╭─ MATERIAL PROVIDED

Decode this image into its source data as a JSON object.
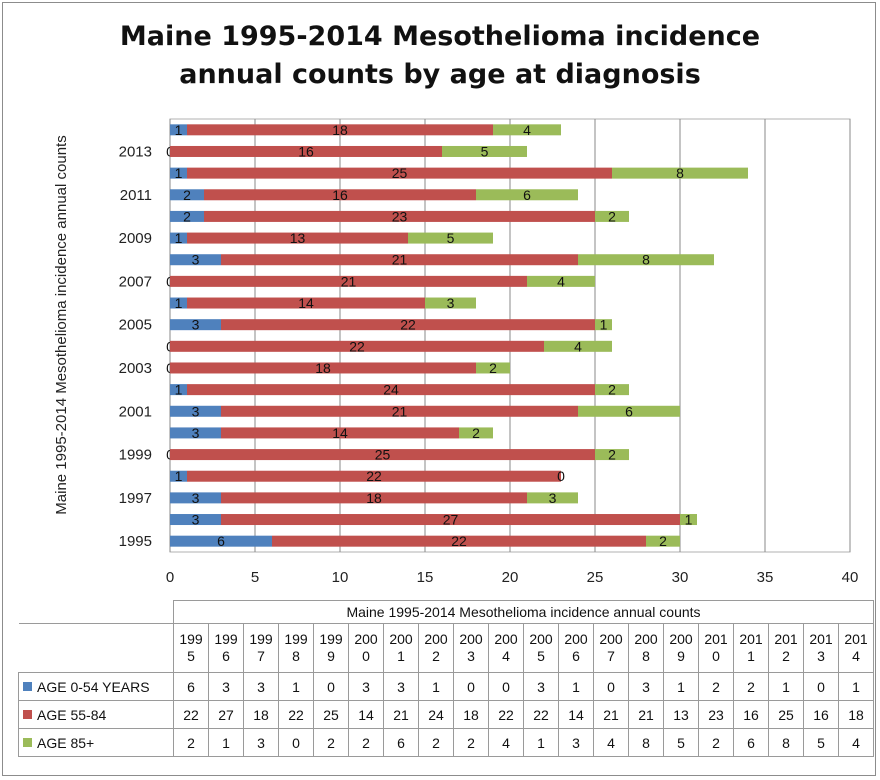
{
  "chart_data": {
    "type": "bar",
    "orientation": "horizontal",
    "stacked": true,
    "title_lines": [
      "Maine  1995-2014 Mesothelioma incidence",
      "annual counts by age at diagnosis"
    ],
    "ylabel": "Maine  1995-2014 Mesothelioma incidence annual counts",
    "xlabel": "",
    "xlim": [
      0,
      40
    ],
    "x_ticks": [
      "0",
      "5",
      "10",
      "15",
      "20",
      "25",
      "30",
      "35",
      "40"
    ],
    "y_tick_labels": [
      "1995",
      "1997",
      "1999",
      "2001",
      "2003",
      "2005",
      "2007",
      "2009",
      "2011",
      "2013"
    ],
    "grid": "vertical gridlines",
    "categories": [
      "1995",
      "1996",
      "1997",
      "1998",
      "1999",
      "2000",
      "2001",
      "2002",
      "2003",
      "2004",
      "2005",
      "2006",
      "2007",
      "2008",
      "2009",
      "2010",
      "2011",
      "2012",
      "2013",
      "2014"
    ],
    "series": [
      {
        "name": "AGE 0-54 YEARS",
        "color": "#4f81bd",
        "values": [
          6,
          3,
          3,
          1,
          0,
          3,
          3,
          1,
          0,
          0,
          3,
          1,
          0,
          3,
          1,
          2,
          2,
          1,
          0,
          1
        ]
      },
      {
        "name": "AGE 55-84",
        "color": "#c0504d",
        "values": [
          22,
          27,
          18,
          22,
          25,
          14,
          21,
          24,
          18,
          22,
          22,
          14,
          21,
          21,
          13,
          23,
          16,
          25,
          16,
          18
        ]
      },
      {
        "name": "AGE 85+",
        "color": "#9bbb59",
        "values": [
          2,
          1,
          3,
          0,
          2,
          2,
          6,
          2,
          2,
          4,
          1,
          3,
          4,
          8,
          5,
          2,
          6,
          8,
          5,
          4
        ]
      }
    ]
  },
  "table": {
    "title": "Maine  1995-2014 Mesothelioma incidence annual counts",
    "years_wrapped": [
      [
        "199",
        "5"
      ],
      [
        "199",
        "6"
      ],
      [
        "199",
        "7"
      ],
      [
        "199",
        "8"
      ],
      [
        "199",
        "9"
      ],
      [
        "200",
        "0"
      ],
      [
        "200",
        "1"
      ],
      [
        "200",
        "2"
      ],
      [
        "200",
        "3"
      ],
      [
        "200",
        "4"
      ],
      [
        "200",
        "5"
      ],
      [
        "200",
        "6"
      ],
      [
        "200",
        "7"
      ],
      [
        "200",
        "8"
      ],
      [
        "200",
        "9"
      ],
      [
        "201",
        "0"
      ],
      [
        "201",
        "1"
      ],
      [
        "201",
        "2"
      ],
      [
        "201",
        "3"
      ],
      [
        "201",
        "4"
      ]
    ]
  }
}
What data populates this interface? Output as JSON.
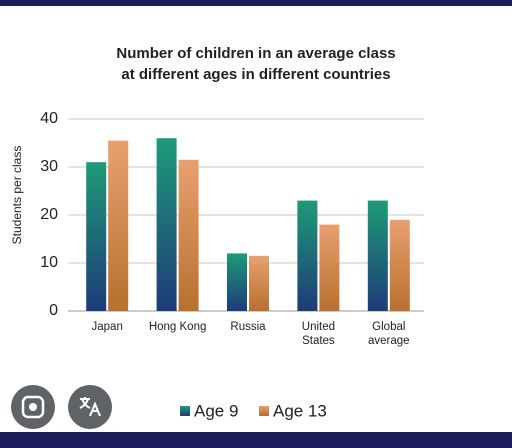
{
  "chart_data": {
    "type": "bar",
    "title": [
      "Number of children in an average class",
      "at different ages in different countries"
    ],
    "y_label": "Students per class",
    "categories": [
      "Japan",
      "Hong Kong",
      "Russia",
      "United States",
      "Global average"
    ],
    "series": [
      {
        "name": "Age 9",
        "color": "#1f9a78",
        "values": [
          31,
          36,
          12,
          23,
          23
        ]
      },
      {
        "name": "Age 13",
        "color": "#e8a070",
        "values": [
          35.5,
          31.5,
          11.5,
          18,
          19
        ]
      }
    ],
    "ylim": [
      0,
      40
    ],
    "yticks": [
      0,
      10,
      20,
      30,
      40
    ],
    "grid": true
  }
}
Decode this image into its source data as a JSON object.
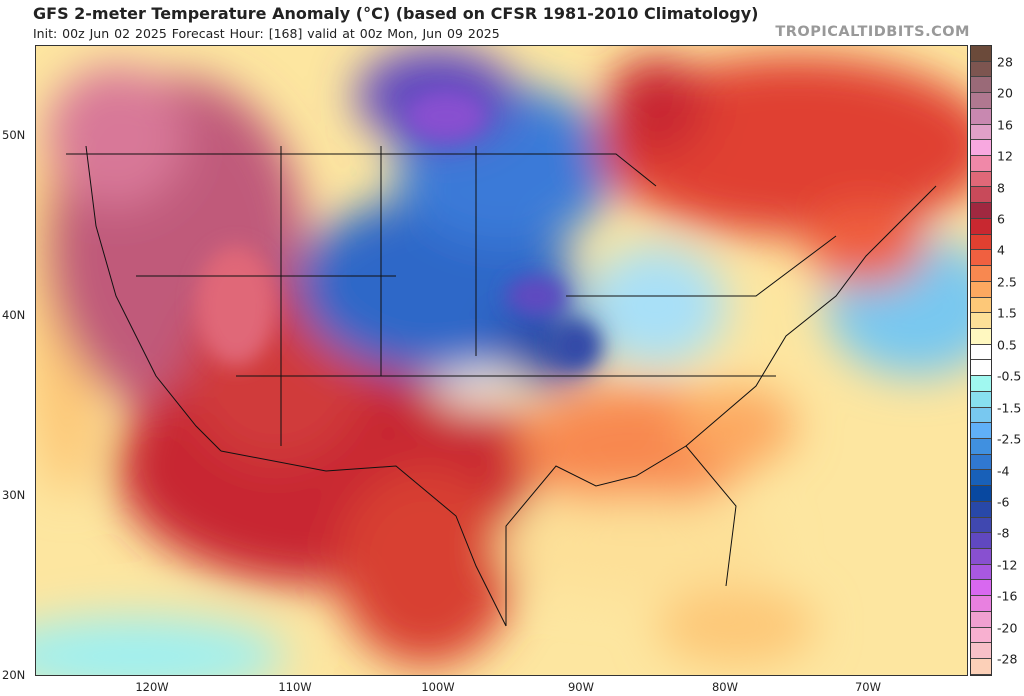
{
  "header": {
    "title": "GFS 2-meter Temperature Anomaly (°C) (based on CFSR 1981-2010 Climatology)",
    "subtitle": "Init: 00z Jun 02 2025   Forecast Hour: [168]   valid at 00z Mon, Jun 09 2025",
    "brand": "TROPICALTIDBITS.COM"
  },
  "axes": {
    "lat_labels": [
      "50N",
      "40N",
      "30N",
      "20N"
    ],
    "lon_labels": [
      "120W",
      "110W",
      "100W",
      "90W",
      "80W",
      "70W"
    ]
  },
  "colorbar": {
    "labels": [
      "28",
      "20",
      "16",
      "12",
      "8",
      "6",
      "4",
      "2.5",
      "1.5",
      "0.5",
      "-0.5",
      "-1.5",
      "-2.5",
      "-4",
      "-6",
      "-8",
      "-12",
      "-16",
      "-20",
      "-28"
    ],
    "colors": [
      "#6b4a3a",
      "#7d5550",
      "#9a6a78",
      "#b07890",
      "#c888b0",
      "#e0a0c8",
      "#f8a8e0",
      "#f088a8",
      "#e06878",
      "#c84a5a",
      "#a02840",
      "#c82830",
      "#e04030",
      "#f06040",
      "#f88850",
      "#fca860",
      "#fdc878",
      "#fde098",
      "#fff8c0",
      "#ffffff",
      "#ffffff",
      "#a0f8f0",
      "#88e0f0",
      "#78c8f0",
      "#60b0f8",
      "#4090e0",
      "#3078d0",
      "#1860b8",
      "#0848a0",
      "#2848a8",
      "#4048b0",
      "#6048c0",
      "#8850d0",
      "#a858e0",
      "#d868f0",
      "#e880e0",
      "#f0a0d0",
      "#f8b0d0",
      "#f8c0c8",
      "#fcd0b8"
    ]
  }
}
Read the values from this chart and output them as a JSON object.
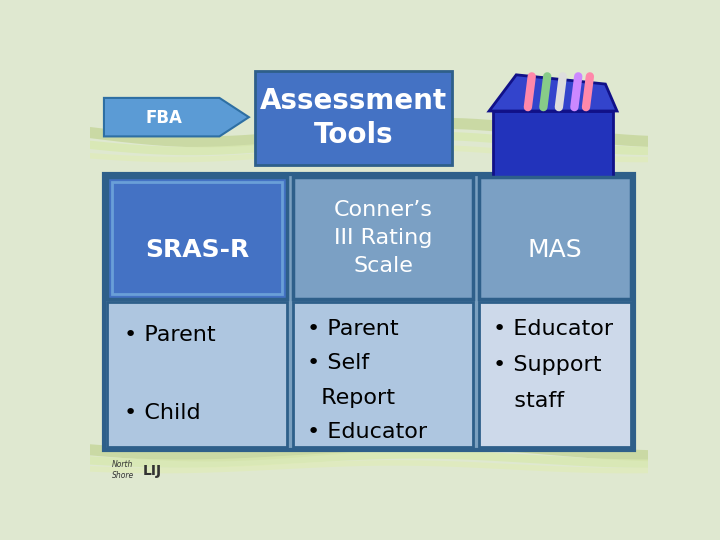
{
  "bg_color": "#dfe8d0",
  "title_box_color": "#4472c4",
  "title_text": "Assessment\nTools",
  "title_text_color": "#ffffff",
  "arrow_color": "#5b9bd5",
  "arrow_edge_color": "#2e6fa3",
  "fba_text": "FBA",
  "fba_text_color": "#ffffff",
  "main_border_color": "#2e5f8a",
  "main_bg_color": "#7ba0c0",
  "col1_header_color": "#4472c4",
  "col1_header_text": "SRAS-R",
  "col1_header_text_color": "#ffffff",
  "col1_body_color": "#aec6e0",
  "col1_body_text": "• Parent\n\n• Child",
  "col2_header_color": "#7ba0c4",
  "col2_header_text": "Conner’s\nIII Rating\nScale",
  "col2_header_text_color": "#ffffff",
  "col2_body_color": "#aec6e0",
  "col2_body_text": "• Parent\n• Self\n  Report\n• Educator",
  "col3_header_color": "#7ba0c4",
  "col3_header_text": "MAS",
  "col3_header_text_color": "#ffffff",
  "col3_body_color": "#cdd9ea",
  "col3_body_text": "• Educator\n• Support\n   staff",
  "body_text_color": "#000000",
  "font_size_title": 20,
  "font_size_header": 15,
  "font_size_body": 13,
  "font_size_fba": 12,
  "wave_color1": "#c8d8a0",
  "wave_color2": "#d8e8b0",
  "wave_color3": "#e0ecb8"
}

╰─

## AIM
Transcribe every line from the records above without alteration, and leave out the images.

## RESPONSE BELOW
Decode this image into its source data as a JSON object.
{
  "chart_data": {
    "type": "bar",
    "orientation": "horizontal",
    "stacked": true,
    "title_lines": [
      "Maine  1995-2014 Mesothelioma incidence",
      "annual counts by age at diagnosis"
    ],
    "ylabel": "Maine  1995-2014 Mesothelioma incidence annual counts",
    "xlabel": "",
    "xlim": [
      0,
      40
    ],
    "x_ticks": [
      "0",
      "5",
      "10",
      "15",
      "20",
      "25",
      "30",
      "35",
      "40"
    ],
    "y_tick_labels": [
      "1995",
      "1997",
      "1999",
      "2001",
      "2003",
      "2005",
      "2007",
      "2009",
      "2011",
      "2013"
    ],
    "grid": "vertical gridlines",
    "categories": [
      "1995",
      "1996",
      "1997",
      "1998",
      "1999",
      "2000",
      "2001",
      "2002",
      "2003",
      "2004",
      "2005",
      "2006",
      "2007",
      "2008",
      "2009",
      "2010",
      "2011",
      "2012",
      "2013",
      "2014"
    ],
    "series": [
      {
        "name": "AGE 0-54 YEARS",
        "color": "#4f81bd",
        "values": [
          6,
          3,
          3,
          1,
          0,
          3,
          3,
          1,
          0,
          0,
          3,
          1,
          0,
          3,
          1,
          2,
          2,
          1,
          0,
          1
        ]
      },
      {
        "name": "AGE 55-84",
        "color": "#c0504d",
        "values": [
          22,
          27,
          18,
          22,
          25,
          14,
          21,
          24,
          18,
          22,
          22,
          14,
          21,
          21,
          13,
          23,
          16,
          25,
          16,
          18
        ]
      },
      {
        "name": "AGE 85+",
        "color": "#9bbb59",
        "values": [
          2,
          1,
          3,
          0,
          2,
          2,
          6,
          2,
          2,
          4,
          1,
          3,
          4,
          8,
          5,
          2,
          6,
          8,
          5,
          4
        ]
      }
    ]
  },
  "table": {
    "title": "Maine  1995-2014 Mesothelioma incidence annual counts",
    "years_wrapped": [
      [
        "199",
        "5"
      ],
      [
        "199",
        "6"
      ],
      [
        "199",
        "7"
      ],
      [
        "199",
        "8"
      ],
      [
        "199",
        "9"
      ],
      [
        "200",
        "0"
      ],
      [
        "200",
        "1"
      ],
      [
        "200",
        "2"
      ],
      [
        "200",
        "3"
      ],
      [
        "200",
        "4"
      ],
      [
        "200",
        "5"
      ],
      [
        "200",
        "6"
      ],
      [
        "200",
        "7"
      ],
      [
        "200",
        "8"
      ],
      [
        "200",
        "9"
      ],
      [
        "201",
        "0"
      ],
      [
        "201",
        "1"
      ],
      [
        "201",
        "2"
      ],
      [
        "201",
        "3"
      ],
      [
        "201",
        "4"
      ]
    ]
  }
}
What data populates this interface? Output as JSON.
{
  "chart_data": {
    "type": "bar",
    "title": [
      "Number of children in an average class",
      "at different ages in different countries"
    ],
    "y_label": "Students per class",
    "categories": [
      "Japan",
      "Hong Kong",
      "Russia",
      "United States",
      "Global average"
    ],
    "series": [
      {
        "name": "Age 9",
        "color": "#1f9a78",
        "values": [
          31,
          36,
          12,
          23,
          23
        ]
      },
      {
        "name": "Age 13",
        "color": "#e8a070",
        "values": [
          35.5,
          31.5,
          11.5,
          18,
          19
        ]
      }
    ],
    "ylim": [
      0,
      40
    ],
    "yticks": [
      0,
      10,
      20,
      30,
      40
    ],
    "grid": true
  }
}
Decode this image into its source data as a JSON object.
{
  "header": {
    "title": "GFS 2-meter Temperature Anomaly (°C) (based on CFSR 1981-2010 Climatology)",
    "subtitle": "Init: 00z Jun 02 2025   Forecast Hour: [168]   valid at 00z Mon, Jun 09 2025",
    "brand": "TROPICALTIDBITS.COM"
  },
  "axes": {
    "lat_labels": [
      "50N",
      "40N",
      "30N",
      "20N"
    ],
    "lon_labels": [
      "120W",
      "110W",
      "100W",
      "90W",
      "80W",
      "70W"
    ]
  },
  "colorbar": {
    "labels": [
      "28",
      "20",
      "16",
      "12",
      "8",
      "6",
      "4",
      "2.5",
      "1.5",
      "0.5",
      "-0.5",
      "-1.5",
      "-2.5",
      "-4",
      "-6",
      "-8",
      "-12",
      "-16",
      "-20",
      "-28"
    ],
    "colors": [
      "#6b4a3a",
      "#7d5550",
      "#9a6a78",
      "#b07890",
      "#c888b0",
      "#e0a0c8",
      "#f8a8e0",
      "#f088a8",
      "#e06878",
      "#c84a5a",
      "#a02840",
      "#c82830",
      "#e04030",
      "#f06040",
      "#f88850",
      "#fca860",
      "#fdc878",
      "#fde098",
      "#fff8c0",
      "#ffffff",
      "#ffffff",
      "#a0f8f0",
      "#88e0f0",
      "#78c8f0",
      "#60b0f8",
      "#4090e0",
      "#3078d0",
      "#1860b8",
      "#0848a0",
      "#2848a8",
      "#4048b0",
      "#6048c0",
      "#8850d0",
      "#a858e0",
      "#d868f0",
      "#e880e0",
      "#f0a0d0",
      "#f8b0d0",
      "#f8c0c8",
      "#fcd0b8"
    ]
  }
}
Read the values from this chart and output them as a JSON object.
{
  "bg_color": "#dfe8d0",
  "title_box_color": "#4472c4",
  "title_text": "Assessment\nTools",
  "title_text_color": "#ffffff",
  "arrow_color": "#5b9bd5",
  "arrow_edge_color": "#2e6fa3",
  "fba_text": "FBA",
  "fba_text_color": "#ffffff",
  "main_border_color": "#2e5f8a",
  "main_bg_color": "#7ba0c0",
  "col1_header_color": "#4472c4",
  "col1_header_text": "SRAS-R",
  "col1_header_text_color": "#ffffff",
  "col1_body_color": "#aec6e0",
  "col1_body_text": "• Parent\n\n• Child",
  "col2_header_color": "#7ba0c4",
  "col2_header_text": "Conner’s\nIII Rating\nScale",
  "col2_header_text_color": "#ffffff",
  "col2_body_color": "#aec6e0",
  "col2_body_text": "• Parent\n• Self\n  Report\n• Educator",
  "col3_header_color": "#7ba0c4",
  "col3_header_text": "MAS",
  "col3_header_text_color": "#ffffff",
  "col3_body_color": "#cdd9ea",
  "col3_body_text": "• Educator\n• Support\n   staff",
  "body_text_color": "#000000",
  "font_size_title": 20,
  "font_size_header": 15,
  "font_size_body": 13,
  "font_size_fba": 12,
  "wave_color1": "#c8d8a0",
  "wave_color2": "#d8e8b0",
  "wave_color3": "#e0ecb8"
}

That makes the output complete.